Source material:
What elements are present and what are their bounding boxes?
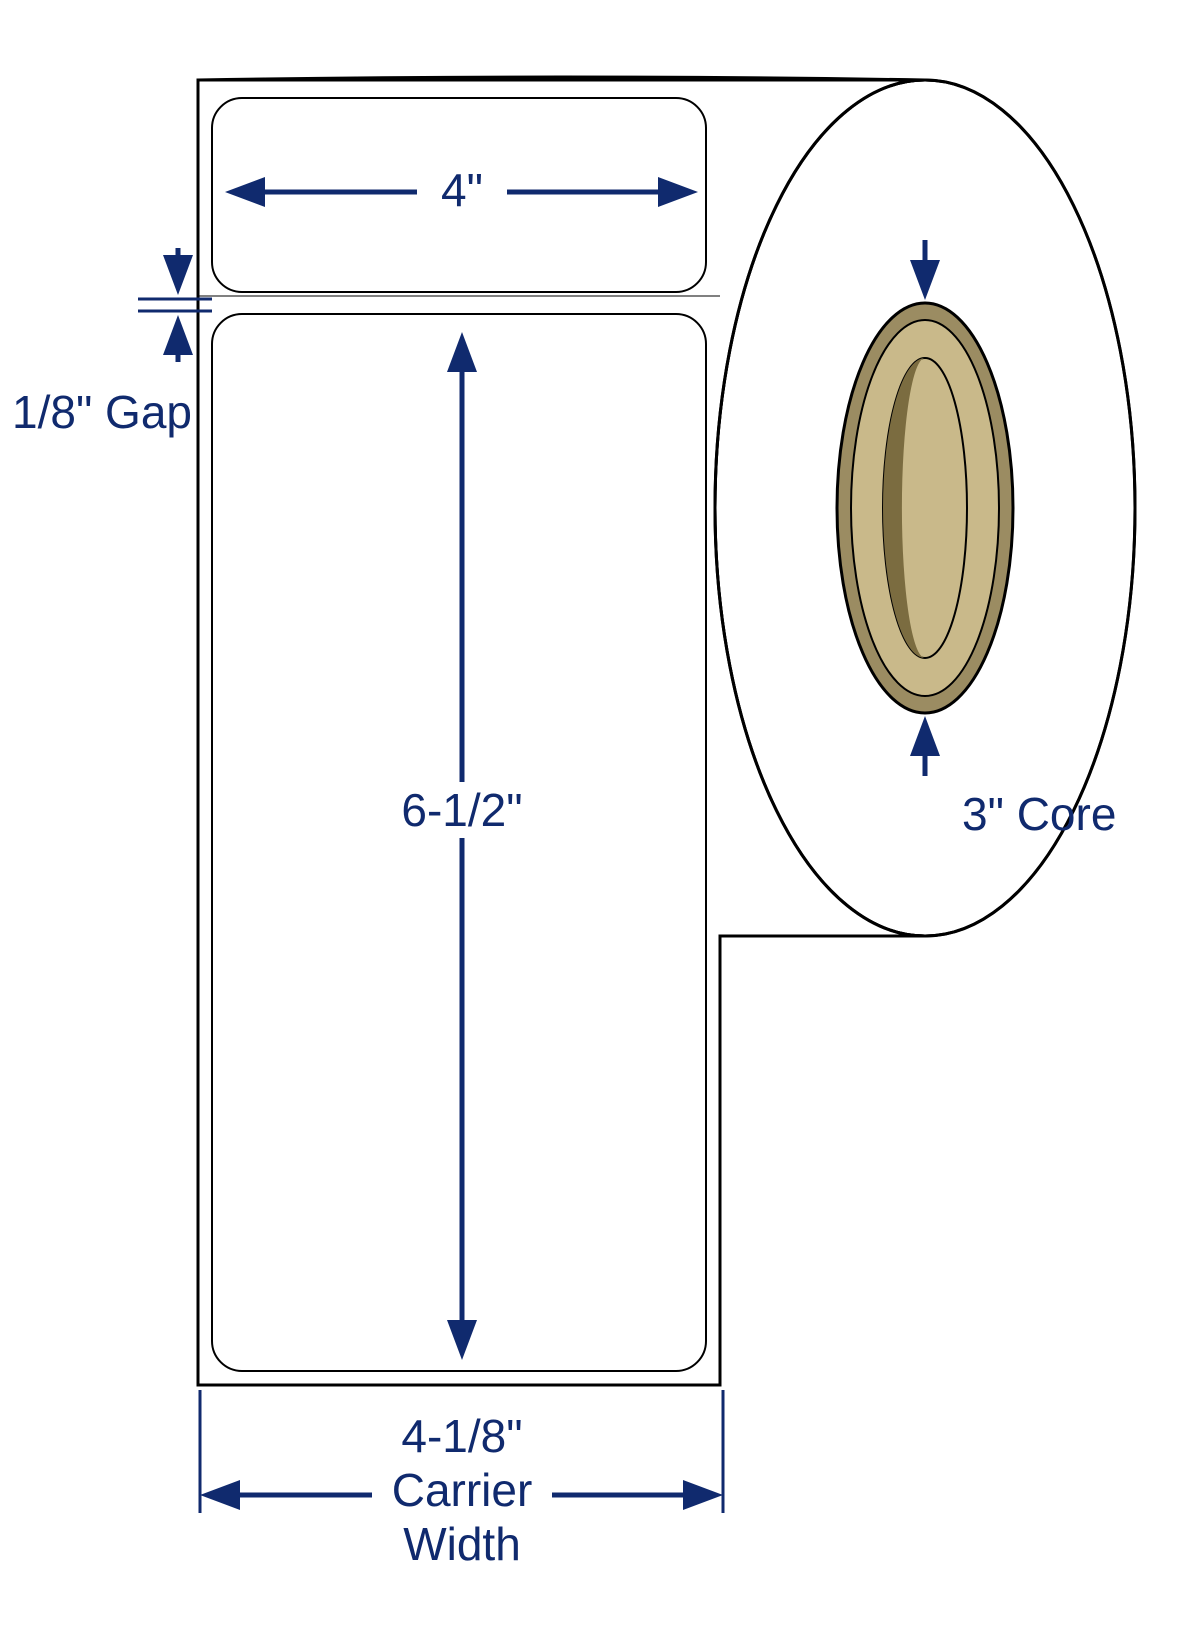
dim-label-height-text: 6-1/2" xyxy=(401,784,522,836)
arrow-head xyxy=(163,315,193,355)
arrow-head xyxy=(683,1480,723,1510)
dim-core-text: 3" Core xyxy=(962,788,1116,840)
dim-carrier-text-2: Carrier xyxy=(392,1464,533,1516)
arrow-head xyxy=(200,1480,240,1510)
dim-carrier-text-3: Width xyxy=(403,1518,521,1570)
dim-gap-text: 1/8" Gap xyxy=(12,386,192,438)
dim-carrier-text-1: 4-1/8" xyxy=(401,1410,522,1462)
dim-label-width-text: 4" xyxy=(441,164,483,216)
arrow-head xyxy=(163,255,193,295)
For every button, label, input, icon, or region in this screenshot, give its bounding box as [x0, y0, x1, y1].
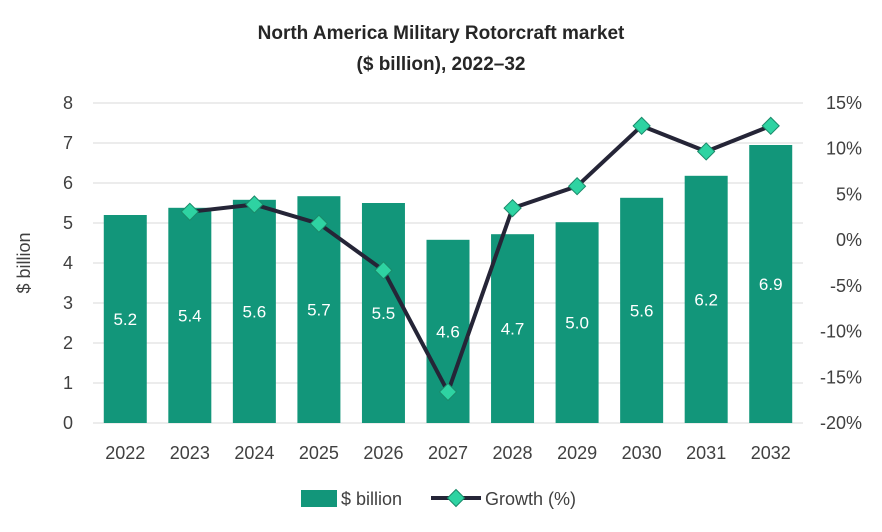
- legend-line-label: Growth (%): [485, 489, 576, 509]
- growth-point: [632, 116, 651, 136]
- left-tick-label: 0: [63, 413, 73, 433]
- bar: [168, 207, 212, 423]
- chart-title: North America Military Rotorcraft market: [258, 23, 625, 44]
- bar: [555, 222, 599, 423]
- y-axis-title: $ billion: [14, 232, 34, 293]
- left-tick-label: 5: [63, 213, 73, 233]
- growth-point: [180, 202, 200, 221]
- bar-value-label: 6.9: [759, 275, 783, 294]
- right-tick-label: -20%: [820, 413, 862, 433]
- right-tick-label: -5%: [830, 276, 862, 296]
- x-tick-label: 2025: [299, 443, 339, 463]
- growth-point: [503, 198, 522, 218]
- bar: [749, 145, 793, 423]
- x-tick-label: 2029: [557, 443, 597, 463]
- growth-line: [189, 123, 772, 394]
- left-tick-label: 6: [63, 173, 73, 193]
- bar: [620, 197, 664, 423]
- growth-point: [309, 214, 329, 233]
- bar-value-label: 6.2: [694, 290, 718, 309]
- right-tick-label: -15%: [820, 367, 862, 387]
- growth-point: [438, 382, 458, 402]
- legend-bar-swatch: [301, 490, 337, 507]
- bar-labels: 5.2 5.4 5.6 5.7 5.5 4.6 4.7 5.0 5.6 6.2 6.9: [113, 275, 782, 341]
- right-tick-label: 0%: [836, 230, 862, 250]
- x-tick-label: 2027: [428, 443, 468, 463]
- growth-point: [567, 177, 587, 196]
- left-axis-ticks: 0 1 2 3 4 5 6 7 8: [63, 93, 73, 433]
- left-tick-label: 3: [63, 293, 73, 313]
- growth-point: [374, 261, 393, 280]
- bar-value-label: 5.2: [113, 310, 137, 329]
- right-tick-label: 15%: [826, 93, 862, 113]
- x-tick-label: 2030: [622, 443, 662, 463]
- legend: $ billion Growth (%): [301, 488, 576, 509]
- chart-subtitle: ($ billion), 2022–32: [357, 54, 526, 75]
- bar: [232, 199, 276, 423]
- bar-value-label: 5.6: [630, 301, 654, 320]
- left-tick-label: 2: [63, 333, 73, 353]
- x-tick-label: 2024: [234, 443, 274, 463]
- bar-value-label: 4.6: [436, 322, 460, 341]
- legend-bar-label: $ billion: [341, 489, 402, 509]
- x-axis-ticks: 2022 2023 2024 2025 2026 2027 2028 2029 2030 2031…: [105, 443, 791, 463]
- growth-point: [245, 195, 264, 214]
- bar: [361, 203, 405, 423]
- growth-point: [696, 142, 716, 161]
- bar-value-label: 5.5: [372, 304, 396, 323]
- left-tick-label: 7: [63, 133, 73, 153]
- left-tick-label: 4: [63, 253, 73, 273]
- bar-value-label: 5.6: [243, 302, 267, 321]
- growth-line-series: [180, 116, 780, 402]
- bar-value-label: 5.4: [178, 306, 202, 325]
- right-tick-label: 5%: [836, 184, 862, 204]
- bar-value-label: 5.7: [307, 301, 331, 320]
- x-tick-label: 2026: [363, 443, 403, 463]
- x-tick-label: 2022: [105, 443, 145, 463]
- x-tick-label: 2028: [493, 443, 533, 463]
- x-tick-label: 2031: [686, 443, 726, 463]
- x-tick-label: 2032: [751, 443, 791, 463]
- growth-point: [761, 116, 780, 136]
- bar: [103, 215, 147, 423]
- right-axis-ticks: -20% -15% -10% -5% 0% 5% 10% 15%: [820, 93, 862, 433]
- bar: [491, 234, 535, 423]
- right-tick-label: -10%: [820, 322, 862, 342]
- legend-line-marker: [446, 488, 466, 508]
- left-tick-label: 1: [63, 373, 73, 393]
- left-tick-label: 8: [63, 93, 73, 113]
- bar-series: [103, 145, 793, 423]
- bar-value-label: 4.7: [501, 320, 525, 339]
- bar: [684, 175, 728, 423]
- right-tick-label: 10%: [826, 139, 862, 159]
- bar-value-label: 5.0: [565, 314, 589, 333]
- x-tick-label: 2023: [170, 443, 210, 463]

Task objective: Copy the listing above without the pictures, swapping every "growth-point" for "line-marker" and changing nothing else.

Expected output:
What elements are present and what are their bounding boxes?
dim-label-height-text: 6-1/2" xyxy=(401,784,522,836)
arrow-head xyxy=(163,315,193,355)
arrow-head xyxy=(683,1480,723,1510)
dim-core-text: 3" Core xyxy=(962,788,1116,840)
dim-carrier-text-2: Carrier xyxy=(392,1464,533,1516)
arrow-head xyxy=(200,1480,240,1510)
dim-carrier-text-3: Width xyxy=(403,1518,521,1570)
dim-gap-text: 1/8" Gap xyxy=(12,386,192,438)
dim-carrier-text-1: 4-1/8" xyxy=(401,1410,522,1462)
dim-label-width-text: 4" xyxy=(441,164,483,216)
arrow-head xyxy=(163,255,193,295)
For every button, label, input, icon, or region in this screenshot, give its bounding box as [x0, y0, x1, y1].
- legend-line-label: Growth (%): [485, 489, 576, 509]
- line-marker: [632, 116, 651, 136]
- left-tick-label: 0: [63, 413, 73, 433]
- bar: [168, 207, 212, 423]
- chart-title: North America Military Rotorcraft market: [258, 23, 625, 44]
- bar: [555, 222, 599, 423]
- y-axis-title: $ billion: [14, 232, 34, 293]
- left-tick-label: 5: [63, 213, 73, 233]
- line-marker: [180, 202, 200, 221]
- bar-value-label: 6.9: [759, 275, 783, 294]
- right-tick-label: -20%: [820, 413, 862, 433]
- right-tick-label: -5%: [830, 276, 862, 296]
- x-tick-label: 2025: [299, 443, 339, 463]
- line-marker: [503, 198, 522, 218]
- bar: [749, 145, 793, 423]
- x-tick-label: 2029: [557, 443, 597, 463]
- growth-line: [189, 123, 772, 394]
- left-tick-label: 6: [63, 173, 73, 193]
- bar: [620, 197, 664, 423]
- line-marker: [309, 214, 329, 233]
- bar-value-label: 6.2: [694, 290, 718, 309]
- right-tick-label: -15%: [820, 367, 862, 387]
- line-marker: [438, 382, 458, 402]
- legend-bar-swatch: [301, 490, 337, 507]
- bar-labels: 5.2 5.4 5.6 5.7 5.5 4.6 4.7 5.0 5.6 6.2 6.9: [113, 275, 782, 341]
- right-tick-label: 0%: [836, 230, 862, 250]
- x-tick-label: 2027: [428, 443, 468, 463]
- line-marker: [567, 177, 587, 196]
- left-axis-ticks: 0 1 2 3 4 5 6 7 8: [63, 93, 73, 433]
- left-tick-label: 3: [63, 293, 73, 313]
- line-marker: [374, 261, 393, 280]
- bar-value-label: 5.2: [113, 310, 137, 329]
- right-tick-label: 15%: [826, 93, 862, 113]
- x-tick-label: 2030: [622, 443, 662, 463]
- legend: $ billion Growth (%): [301, 488, 576, 509]
- chart-subtitle: ($ billion), 2022–32: [357, 54, 526, 75]
- bar: [232, 199, 276, 423]
- bar-value-label: 5.6: [630, 301, 654, 320]
- left-tick-label: 2: [63, 333, 73, 353]
- x-tick-label: 2024: [234, 443, 274, 463]
- bar-value-label: 4.6: [436, 322, 460, 341]
- legend-bar-label: $ billion: [341, 489, 402, 509]
- x-axis-ticks: 2022 2023 2024 2025 2026 2027 2028 2029 2030 2031…: [105, 443, 791, 463]
- line-marker: [245, 195, 264, 214]
- bar: [361, 203, 405, 423]
- line-marker: [696, 142, 716, 161]
- bar-value-label: 5.5: [372, 304, 396, 323]
- left-tick-label: 7: [63, 133, 73, 153]
- left-tick-label: 4: [63, 253, 73, 273]
- bar-value-label: 5.6: [243, 302, 267, 321]
- growth-line-series: [180, 116, 780, 402]
- bar-value-label: 5.4: [178, 306, 202, 325]
- right-tick-label: 5%: [836, 184, 862, 204]
- bar-value-label: 5.7: [307, 301, 331, 320]
- x-tick-label: 2026: [363, 443, 403, 463]
- x-tick-label: 2022: [105, 443, 145, 463]
- x-tick-label: 2028: [493, 443, 533, 463]
- x-tick-label: 2031: [686, 443, 726, 463]
- x-tick-label: 2032: [751, 443, 791, 463]
- line-marker: [761, 116, 780, 136]
- bar: [103, 215, 147, 423]
- right-axis-ticks: -20% -15% -10% -5% 0% 5% 10% 15%: [820, 93, 862, 433]
- bar: [491, 234, 535, 423]
- right-tick-label: -10%: [820, 322, 862, 342]
- legend-line-marker: [446, 488, 466, 508]
- left-tick-label: 1: [63, 373, 73, 393]
- left-tick-label: 8: [63, 93, 73, 113]
- bar-series: [103, 145, 793, 423]
- bar-value-label: 4.7: [501, 320, 525, 339]
- bar: [684, 175, 728, 423]
- right-tick-label: 10%: [826, 139, 862, 159]
- bar-value-label: 5.0: [565, 314, 589, 333]
- x-tick-label: 2023: [170, 443, 210, 463]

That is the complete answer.